Return the records word for word. Any pictures in them are not part of the copy.

#### Data for this task ####

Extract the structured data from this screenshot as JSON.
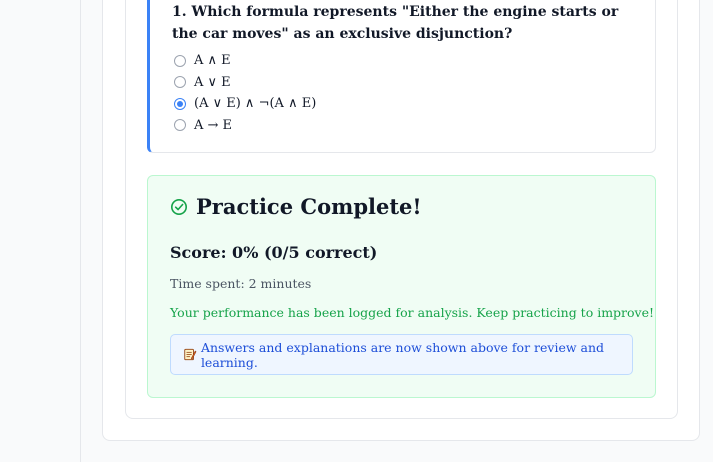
{
  "question": {
    "number": "1.",
    "text": "1. Which formula represents \"Either the engine starts or the car moves\" as an exclusive disjunction?",
    "options": [
      {
        "label": "A ∧ E",
        "selected": false
      },
      {
        "label": "A ∨ E",
        "selected": false
      },
      {
        "label": "(A ∨ E) ∧ ¬(A ∧ E)",
        "selected": true
      },
      {
        "label": "A → E",
        "selected": false
      }
    ]
  },
  "result": {
    "title": "Practice Complete!",
    "score": "Score: 0% (0/5 correct)",
    "time_spent": "Time spent: 2 minutes",
    "logged_message": "Your performance has been logged for analysis. Keep practicing to improve!",
    "review_message": "Answers and explanations are now shown above for review and learning.",
    "icon": "check-circle-icon",
    "review_icon": "memo-icon"
  },
  "colors": {
    "accent": "#3b82f6",
    "success": "#16a34a",
    "success_bg": "#f0fdf4",
    "info": "#1d4ed8",
    "info_bg": "#eff6ff"
  }
}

####

• [Correct result]
Extract the structured data from this screenshot as JSON.
{
  "question": {
    "number": "1.",
    "text": "1. Which formula represents \"Either the engine starts or the car moves\" as an exclusive disjunction?",
    "options": [
      {
        "label": "A ∧ E",
        "selected": false
      },
      {
        "label": "A ∨ E",
        "selected": false
      },
      {
        "label": "(A ∨ E) ∧ ¬(A ∧ E)",
        "selected": true
      },
      {
        "label": "A → E",
        "selected": false
      }
    ]
  },
  "result": {
    "title": "Practice Complete!",
    "score": "Score: 0% (0/5 correct)",
    "time_spent": "Time spent: 2 minutes",
    "logged_message": "Your performance has been logged for analysis. Keep practicing to improve!",
    "review_message": "Answers and explanations are now shown above for review and learning.",
    "icon": "check-circle-icon",
    "review_icon": "memo-icon"
  },
  "colors": {
    "accent": "#3b82f6",
    "success": "#16a34a",
    "success_bg": "#f0fdf4",
    "info": "#1d4ed8",
    "info_bg": "#eff6ff"
  }
}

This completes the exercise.